Task goal
Write the lines from the start of the records through the line containing "The neck 152 is at (797, 238).", inclusive, as a JSON list of strings with one string per line, omitting blank lines.
─── Records for the task
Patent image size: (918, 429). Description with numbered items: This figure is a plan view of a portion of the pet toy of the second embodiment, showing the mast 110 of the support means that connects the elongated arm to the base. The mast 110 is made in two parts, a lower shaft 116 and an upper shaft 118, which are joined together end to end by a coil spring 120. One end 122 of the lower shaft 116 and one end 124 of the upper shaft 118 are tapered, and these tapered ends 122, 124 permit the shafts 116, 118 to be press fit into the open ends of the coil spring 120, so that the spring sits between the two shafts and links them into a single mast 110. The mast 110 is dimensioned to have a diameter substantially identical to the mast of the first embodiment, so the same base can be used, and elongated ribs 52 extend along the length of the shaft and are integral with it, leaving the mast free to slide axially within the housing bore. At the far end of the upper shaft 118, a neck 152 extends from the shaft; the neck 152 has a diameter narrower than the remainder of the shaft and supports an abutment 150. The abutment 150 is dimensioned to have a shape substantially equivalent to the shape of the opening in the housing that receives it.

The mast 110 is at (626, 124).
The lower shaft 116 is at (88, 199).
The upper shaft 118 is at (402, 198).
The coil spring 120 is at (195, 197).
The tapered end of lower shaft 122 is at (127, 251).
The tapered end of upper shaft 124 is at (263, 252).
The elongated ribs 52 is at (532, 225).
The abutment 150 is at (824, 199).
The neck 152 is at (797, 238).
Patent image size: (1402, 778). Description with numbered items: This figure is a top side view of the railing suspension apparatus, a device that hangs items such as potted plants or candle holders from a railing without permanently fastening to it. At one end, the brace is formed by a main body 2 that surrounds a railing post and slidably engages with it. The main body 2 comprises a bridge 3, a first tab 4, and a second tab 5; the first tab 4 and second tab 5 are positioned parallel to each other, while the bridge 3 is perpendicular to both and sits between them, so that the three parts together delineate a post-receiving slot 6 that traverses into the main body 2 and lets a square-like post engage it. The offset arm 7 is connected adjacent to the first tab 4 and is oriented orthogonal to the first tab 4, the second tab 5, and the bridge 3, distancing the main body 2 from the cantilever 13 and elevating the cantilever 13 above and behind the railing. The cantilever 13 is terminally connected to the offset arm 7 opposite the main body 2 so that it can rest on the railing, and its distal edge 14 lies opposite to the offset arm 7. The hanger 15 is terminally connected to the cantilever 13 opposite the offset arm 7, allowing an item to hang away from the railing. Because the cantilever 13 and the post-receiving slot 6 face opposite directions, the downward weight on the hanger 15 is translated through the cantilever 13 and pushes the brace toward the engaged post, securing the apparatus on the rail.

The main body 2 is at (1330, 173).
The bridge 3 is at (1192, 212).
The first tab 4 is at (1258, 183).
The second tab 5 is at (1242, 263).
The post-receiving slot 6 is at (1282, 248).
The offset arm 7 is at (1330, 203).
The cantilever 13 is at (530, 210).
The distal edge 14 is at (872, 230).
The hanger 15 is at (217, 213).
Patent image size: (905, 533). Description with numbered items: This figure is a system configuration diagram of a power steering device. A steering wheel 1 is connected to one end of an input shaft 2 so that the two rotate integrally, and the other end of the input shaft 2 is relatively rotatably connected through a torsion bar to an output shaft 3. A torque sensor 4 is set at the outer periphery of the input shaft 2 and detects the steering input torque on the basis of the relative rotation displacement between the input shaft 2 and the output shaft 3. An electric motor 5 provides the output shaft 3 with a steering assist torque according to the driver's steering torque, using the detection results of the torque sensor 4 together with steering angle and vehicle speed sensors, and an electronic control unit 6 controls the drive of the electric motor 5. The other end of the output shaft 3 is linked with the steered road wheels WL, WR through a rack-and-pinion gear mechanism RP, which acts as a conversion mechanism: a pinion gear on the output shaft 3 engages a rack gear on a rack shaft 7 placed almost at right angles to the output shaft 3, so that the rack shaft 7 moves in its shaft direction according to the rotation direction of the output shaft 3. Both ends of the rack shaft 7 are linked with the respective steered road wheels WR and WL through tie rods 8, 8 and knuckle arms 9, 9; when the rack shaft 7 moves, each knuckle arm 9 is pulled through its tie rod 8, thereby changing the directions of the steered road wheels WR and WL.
──────
Result
[
  "Patent image size: (918, 429). Description with numbered items: This figure is a plan view of a portion of the pet toy of the second embodiment, showing the mast 110 of the support means that connects the elongated arm to the base. The mast 110 is made in two parts, a lower shaft 116 and an upper shaft 118, which are joined together end to end by a coil spring 120. One end 122 of the lower shaft 116 and one end 124 of the upper shaft 118 are tapered, and these tapered ends 122, 124 permit the shafts 116, 118 to be press fit into the open ends of the coil spring 120, so that the spring sits between the two shafts and links them into a single mast 110. The mast 110 is dimensioned to have a diameter substantially identical to the mast of the first embodiment, so the same base can be used, and elongated ribs 52 extend along the length of the shaft and are integral with it, leaving the mast free to slide axially within the housing bore. At the far end of the upper shaft 118, a neck 152 extends from the shaft; the neck 152 has a diameter narrower than the remainder of the shaft and supports an abutment 150. The abutment 150 is dimensioned to have a shape substantially equivalent to the shape of the opening in the housing that receives it.",
  "The mast 110 is at (626, 124).",
  "The lower shaft 116 is at (88, 199).",
  "The upper shaft 118 is at (402, 198).",
  "The coil spring 120 is at (195, 197).",
  "The tapered end of lower shaft 122 is at (127, 251).",
  "The tapered end of upper shaft 124 is at (263, 252).",
  "The elongated ribs 52 is at (532, 225).",
  "The abutment 150 is at (824, 199).",
  "The neck 152 is at (797, 238)."
]